▶ **Set problem**
In the entries below, count every line with the string "plus". State the count and nothing else.

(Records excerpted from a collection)
..............................
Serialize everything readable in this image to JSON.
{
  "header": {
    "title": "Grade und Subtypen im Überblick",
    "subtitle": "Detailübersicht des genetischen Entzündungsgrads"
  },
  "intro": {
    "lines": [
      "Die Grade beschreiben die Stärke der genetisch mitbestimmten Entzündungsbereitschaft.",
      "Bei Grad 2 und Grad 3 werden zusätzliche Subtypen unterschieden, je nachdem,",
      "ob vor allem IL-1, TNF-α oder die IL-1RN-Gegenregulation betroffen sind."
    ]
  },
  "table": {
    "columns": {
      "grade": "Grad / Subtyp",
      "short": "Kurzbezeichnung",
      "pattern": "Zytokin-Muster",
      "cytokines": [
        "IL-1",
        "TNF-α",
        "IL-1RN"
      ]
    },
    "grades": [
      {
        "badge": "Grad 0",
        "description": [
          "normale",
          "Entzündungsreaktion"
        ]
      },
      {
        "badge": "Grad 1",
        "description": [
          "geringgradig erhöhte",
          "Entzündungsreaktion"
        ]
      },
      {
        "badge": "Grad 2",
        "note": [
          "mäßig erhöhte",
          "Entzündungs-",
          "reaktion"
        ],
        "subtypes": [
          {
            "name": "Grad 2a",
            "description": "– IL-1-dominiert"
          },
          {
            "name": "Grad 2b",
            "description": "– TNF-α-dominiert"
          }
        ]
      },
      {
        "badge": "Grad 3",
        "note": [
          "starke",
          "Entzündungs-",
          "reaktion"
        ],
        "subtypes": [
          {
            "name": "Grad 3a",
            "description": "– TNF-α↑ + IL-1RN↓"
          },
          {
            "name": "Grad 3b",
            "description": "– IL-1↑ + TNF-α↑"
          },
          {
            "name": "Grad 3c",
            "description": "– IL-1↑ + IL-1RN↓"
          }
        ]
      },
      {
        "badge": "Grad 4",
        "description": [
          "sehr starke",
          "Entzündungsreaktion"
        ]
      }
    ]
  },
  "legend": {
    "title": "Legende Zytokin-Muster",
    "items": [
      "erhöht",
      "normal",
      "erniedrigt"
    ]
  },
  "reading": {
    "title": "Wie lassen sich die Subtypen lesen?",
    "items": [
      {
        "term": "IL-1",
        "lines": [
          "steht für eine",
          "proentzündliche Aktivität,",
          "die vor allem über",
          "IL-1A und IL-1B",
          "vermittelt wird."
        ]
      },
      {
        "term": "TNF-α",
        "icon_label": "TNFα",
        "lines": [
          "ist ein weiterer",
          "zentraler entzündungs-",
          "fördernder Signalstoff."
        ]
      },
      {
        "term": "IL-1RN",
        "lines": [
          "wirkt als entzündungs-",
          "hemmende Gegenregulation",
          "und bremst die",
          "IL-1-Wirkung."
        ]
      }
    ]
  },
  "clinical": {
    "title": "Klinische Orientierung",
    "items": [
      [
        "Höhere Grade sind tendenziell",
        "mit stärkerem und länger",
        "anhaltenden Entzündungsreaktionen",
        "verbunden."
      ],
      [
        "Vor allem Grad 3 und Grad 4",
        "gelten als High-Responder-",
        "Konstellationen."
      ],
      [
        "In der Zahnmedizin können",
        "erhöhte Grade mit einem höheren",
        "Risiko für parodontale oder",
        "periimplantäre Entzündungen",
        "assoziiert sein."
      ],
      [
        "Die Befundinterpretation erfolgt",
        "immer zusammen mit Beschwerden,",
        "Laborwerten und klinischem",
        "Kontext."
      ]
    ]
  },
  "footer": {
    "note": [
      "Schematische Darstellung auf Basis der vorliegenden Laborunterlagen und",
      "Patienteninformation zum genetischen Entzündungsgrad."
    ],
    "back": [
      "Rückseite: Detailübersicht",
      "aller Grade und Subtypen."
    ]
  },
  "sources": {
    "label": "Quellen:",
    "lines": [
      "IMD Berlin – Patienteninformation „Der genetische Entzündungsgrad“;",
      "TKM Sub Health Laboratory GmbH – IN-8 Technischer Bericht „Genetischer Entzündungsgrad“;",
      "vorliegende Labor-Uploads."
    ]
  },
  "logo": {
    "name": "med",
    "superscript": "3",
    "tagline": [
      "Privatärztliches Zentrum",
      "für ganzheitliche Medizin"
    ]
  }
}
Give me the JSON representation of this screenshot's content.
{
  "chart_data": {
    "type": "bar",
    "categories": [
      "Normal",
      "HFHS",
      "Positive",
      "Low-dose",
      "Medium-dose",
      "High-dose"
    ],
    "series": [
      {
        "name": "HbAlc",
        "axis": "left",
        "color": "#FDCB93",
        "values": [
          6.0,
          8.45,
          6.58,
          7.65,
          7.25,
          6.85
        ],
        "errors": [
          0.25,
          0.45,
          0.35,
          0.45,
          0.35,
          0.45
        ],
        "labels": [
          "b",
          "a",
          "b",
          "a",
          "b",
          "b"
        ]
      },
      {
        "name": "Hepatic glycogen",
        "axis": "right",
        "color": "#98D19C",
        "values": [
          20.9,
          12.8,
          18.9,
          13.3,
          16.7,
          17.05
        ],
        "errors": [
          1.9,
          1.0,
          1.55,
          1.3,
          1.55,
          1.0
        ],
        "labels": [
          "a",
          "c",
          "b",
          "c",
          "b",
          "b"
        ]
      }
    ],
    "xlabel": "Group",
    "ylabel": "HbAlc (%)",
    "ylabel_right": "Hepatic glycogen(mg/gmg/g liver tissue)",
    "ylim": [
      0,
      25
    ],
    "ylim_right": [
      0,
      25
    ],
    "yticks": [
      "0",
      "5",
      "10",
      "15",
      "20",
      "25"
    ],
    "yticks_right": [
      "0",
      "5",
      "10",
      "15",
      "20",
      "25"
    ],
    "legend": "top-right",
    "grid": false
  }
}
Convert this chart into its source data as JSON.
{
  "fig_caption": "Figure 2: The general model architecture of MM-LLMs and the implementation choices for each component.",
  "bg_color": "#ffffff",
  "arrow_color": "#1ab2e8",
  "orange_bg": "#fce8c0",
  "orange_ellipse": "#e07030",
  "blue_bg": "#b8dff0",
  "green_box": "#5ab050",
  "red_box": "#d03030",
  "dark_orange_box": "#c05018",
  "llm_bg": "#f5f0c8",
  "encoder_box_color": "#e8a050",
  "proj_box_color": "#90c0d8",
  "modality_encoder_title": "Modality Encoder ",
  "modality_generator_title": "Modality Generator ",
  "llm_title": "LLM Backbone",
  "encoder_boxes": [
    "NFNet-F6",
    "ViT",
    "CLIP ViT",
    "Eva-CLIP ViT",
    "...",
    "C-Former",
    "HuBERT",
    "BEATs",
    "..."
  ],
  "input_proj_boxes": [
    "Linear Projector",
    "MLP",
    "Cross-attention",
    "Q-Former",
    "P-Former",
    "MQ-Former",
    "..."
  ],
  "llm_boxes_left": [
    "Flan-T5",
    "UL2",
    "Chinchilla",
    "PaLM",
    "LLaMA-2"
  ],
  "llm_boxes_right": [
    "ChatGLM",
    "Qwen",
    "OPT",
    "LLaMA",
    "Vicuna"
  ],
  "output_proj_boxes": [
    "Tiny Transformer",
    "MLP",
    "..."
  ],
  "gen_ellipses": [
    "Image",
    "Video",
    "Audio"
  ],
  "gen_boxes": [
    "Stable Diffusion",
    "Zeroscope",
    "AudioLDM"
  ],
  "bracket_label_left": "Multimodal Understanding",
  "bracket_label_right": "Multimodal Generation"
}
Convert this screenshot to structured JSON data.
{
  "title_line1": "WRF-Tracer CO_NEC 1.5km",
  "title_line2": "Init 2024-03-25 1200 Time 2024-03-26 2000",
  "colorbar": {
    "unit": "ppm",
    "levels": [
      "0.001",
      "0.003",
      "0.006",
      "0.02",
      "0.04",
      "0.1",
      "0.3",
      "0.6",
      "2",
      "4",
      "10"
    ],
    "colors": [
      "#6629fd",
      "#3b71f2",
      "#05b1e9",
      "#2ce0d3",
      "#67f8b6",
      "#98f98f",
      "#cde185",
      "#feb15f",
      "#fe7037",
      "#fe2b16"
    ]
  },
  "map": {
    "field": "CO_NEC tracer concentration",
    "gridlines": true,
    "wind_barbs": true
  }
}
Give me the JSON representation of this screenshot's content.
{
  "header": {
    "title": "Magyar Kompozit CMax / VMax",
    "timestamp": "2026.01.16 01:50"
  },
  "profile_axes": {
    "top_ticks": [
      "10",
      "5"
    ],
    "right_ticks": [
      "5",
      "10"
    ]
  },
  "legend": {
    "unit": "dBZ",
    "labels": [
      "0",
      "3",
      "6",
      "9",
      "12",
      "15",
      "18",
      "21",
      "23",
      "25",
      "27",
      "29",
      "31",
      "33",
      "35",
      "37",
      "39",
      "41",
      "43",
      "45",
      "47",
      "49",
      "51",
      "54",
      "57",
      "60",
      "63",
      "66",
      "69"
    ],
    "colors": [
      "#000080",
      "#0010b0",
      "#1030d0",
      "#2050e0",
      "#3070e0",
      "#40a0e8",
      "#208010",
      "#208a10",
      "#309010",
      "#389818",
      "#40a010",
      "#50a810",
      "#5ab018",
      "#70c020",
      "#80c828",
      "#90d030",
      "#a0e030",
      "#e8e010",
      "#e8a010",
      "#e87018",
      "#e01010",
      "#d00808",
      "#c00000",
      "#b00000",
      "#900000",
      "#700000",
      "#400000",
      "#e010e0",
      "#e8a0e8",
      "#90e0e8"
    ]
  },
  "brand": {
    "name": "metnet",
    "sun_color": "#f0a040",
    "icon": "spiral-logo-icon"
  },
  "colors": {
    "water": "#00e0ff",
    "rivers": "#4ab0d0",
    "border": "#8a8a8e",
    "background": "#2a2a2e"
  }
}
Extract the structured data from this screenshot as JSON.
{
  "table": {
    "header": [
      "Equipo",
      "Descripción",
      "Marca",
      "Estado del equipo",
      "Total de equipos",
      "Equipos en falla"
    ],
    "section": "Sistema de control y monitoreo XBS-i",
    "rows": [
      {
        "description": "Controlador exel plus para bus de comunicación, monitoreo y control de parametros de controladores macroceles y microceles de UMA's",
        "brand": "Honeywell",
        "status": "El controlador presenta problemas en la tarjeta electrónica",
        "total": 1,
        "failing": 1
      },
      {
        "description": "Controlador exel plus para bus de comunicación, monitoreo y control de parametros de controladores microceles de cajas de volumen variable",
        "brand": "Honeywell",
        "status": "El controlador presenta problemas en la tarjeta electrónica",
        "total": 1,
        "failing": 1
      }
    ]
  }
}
..............................
▶ **Right answer**
2